# [SET TASK]
Output an exact reproduction of the data.

* BEGIN SUPPLIED RECORDS *

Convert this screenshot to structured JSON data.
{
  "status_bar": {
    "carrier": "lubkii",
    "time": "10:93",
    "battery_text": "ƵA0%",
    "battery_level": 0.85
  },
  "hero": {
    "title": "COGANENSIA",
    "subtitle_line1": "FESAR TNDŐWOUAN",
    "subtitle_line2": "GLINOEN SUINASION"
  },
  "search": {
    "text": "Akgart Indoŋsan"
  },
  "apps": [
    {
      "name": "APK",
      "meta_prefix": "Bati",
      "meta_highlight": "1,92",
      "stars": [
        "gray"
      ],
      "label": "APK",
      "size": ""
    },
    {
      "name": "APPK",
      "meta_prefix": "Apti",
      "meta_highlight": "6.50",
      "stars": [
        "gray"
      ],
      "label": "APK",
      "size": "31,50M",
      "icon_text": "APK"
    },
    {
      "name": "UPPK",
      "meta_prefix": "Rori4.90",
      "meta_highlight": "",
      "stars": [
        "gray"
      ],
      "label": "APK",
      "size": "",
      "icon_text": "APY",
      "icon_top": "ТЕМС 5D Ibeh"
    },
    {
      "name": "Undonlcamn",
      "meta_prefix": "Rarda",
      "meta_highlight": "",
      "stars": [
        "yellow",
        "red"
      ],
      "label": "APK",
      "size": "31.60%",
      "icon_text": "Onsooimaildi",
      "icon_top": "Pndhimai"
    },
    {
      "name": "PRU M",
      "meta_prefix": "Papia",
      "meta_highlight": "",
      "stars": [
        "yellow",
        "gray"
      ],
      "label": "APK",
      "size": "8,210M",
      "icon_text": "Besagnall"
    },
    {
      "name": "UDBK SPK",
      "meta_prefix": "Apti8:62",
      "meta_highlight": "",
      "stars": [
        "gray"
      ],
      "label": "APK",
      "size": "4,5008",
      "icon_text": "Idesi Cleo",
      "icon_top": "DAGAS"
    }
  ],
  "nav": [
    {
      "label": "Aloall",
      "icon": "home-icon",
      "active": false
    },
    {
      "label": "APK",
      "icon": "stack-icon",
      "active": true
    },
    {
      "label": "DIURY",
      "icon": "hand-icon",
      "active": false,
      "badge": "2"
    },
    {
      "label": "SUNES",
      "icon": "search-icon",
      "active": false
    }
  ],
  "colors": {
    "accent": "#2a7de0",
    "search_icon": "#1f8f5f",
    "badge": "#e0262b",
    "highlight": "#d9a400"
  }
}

* END SUPPLIED RECORDS *

# [WRITTEN ANSWER]
Convert this screenshot to structured JSON data.
{
  "status_bar": {
    "carrier": "lubkii",
    "time": "10:93",
    "battery_text": "ƵA0%",
    "battery_level": 0.85
  },
  "hero": {
    "title": "COGANENSIA",
    "subtitle_line1": "FESAR TNDŐWOUAN",
    "subtitle_line2": "GLINOEN SUINASION"
  },
  "search": {
    "text": "Akgart Indoŋsan"
  },
  "apps": [
    {
      "name": "APK",
      "meta_prefix": "Bati",
      "meta_highlight": "1,92",
      "stars": [
        "gray"
      ],
      "label": "APK",
      "size": ""
    },
    {
      "name": "APPK",
      "meta_prefix": "Apti",
      "meta_highlight": "6.50",
      "stars": [
        "gray"
      ],
      "label": "APK",
      "size": "31,50M",
      "icon_text": "APK"
    },
    {
      "name": "UPPK",
      "meta_prefix": "Rori4.90",
      "meta_highlight": "",
      "stars": [
        "gray"
      ],
      "label": "APK",
      "size": "",
      "icon_text": "APY",
      "icon_top": "ТЕМС 5D Ibeh"
    },
    {
      "name": "Undonlcamn",
      "meta_prefix": "Rarda",
      "meta_highlight": "",
      "stars": [
        "yellow",
        "red"
      ],
      "label": "APK",
      "size": "31.60%",
      "icon_text": "Onsooimaildi",
      "icon_top": "Pndhimai"
    },
    {
      "name": "PRU M",
      "meta_prefix": "Papia",
      "meta_highlight": "",
      "stars": [
        "yellow",
        "gray"
      ],
      "label": "APK",
      "size": "8,210M",
      "icon_text": "Besagnall"
    },
    {
      "name": "UDBK SPK",
      "meta_prefix": "Apti8:62",
      "meta_highlight": "",
      "stars": [
        "gray"
      ],
      "label": "APK",
      "size": "4,5008",
      "icon_text": "Idesi Cleo",
      "icon_top": "DAGAS"
    }
  ],
  "nav": [
    {
      "label": "Aloall",
      "icon": "home-icon",
      "active": false
    },
    {
      "label": "APK",
      "icon": "stack-icon",
      "active": true
    },
    {
      "label": "DIURY",
      "icon": "hand-icon",
      "active": false,
      "badge": "2"
    },
    {
      "label": "SUNES",
      "icon": "search-icon",
      "active": false
    }
  ],
  "colors": {
    "accent": "#2a7de0",
    "search_icon": "#1f8f5f",
    "badge": "#e0262b",
    "highlight": "#d9a400"
  }
}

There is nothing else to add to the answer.